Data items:
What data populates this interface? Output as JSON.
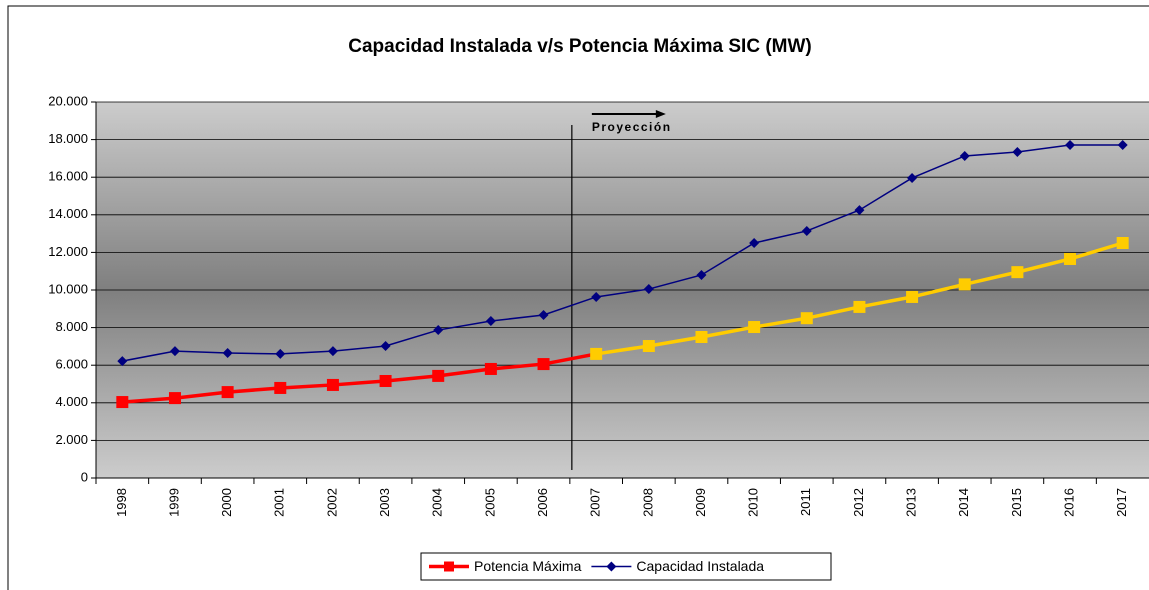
{
  "chart_data": {
    "type": "line",
    "title": "Capacidad Instalada v/s Potencia Máxima SIC (MW)",
    "categories": [
      "1998",
      "1999",
      "2000",
      "2001",
      "2002",
      "2003",
      "2004",
      "2005",
      "2006",
      "2007",
      "2008",
      "2009",
      "2010",
      "2011",
      "2012",
      "2013",
      "2014",
      "2015",
      "2016",
      "2017"
    ],
    "series": [
      {
        "name": "Potencia Máxima",
        "color": "#ff0000",
        "projection_color": "#ffcc00",
        "marker": "square",
        "values": [
          4040,
          4250,
          4570,
          4790,
          4950,
          5160,
          5430,
          5800,
          6060,
          6600,
          7020,
          7500,
          8030,
          8500,
          9100,
          9630,
          10300,
          10950,
          11650,
          12500
        ]
      },
      {
        "name": "Capacidad Instalada",
        "color": "#000080",
        "marker": "diamond",
        "values": [
          6220,
          6750,
          6650,
          6600,
          6750,
          7020,
          7870,
          8350,
          8670,
          9630,
          10050,
          10800,
          12500,
          13140,
          14250,
          15960,
          17130,
          17340,
          17710,
          17710
        ]
      }
    ],
    "annotation": {
      "text": "Proyección",
      "x": "2007"
    },
    "ylim": [
      0,
      20000
    ],
    "yticks": [
      0,
      {
        "value": 2000,
        "label": "2.000"
      },
      {
        "value": 4000,
        "label": "4.000"
      },
      {
        "value": 6000,
        "label": "6.000"
      },
      {
        "value": 8000,
        "label": "8.000"
      },
      {
        "value": 10000,
        "label": "10.000"
      },
      {
        "value": 12000,
        "label": "12.000"
      },
      {
        "value": 14000,
        "label": "14.000"
      },
      {
        "value": 16000,
        "label": "16.000"
      },
      {
        "value": 18000,
        "label": "18.000"
      },
      {
        "value": 20000,
        "label": "20.000"
      }
    ],
    "grid": true,
    "legend": "bottom"
  }
}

* Work to complete: In the material above, find the lines that contain "Capacidad" and show them.

* Solved exercise:
    "title": "Capacidad Instalada v/s Potencia Máxima SIC (MW)",
        "name": "Capacidad Instalada",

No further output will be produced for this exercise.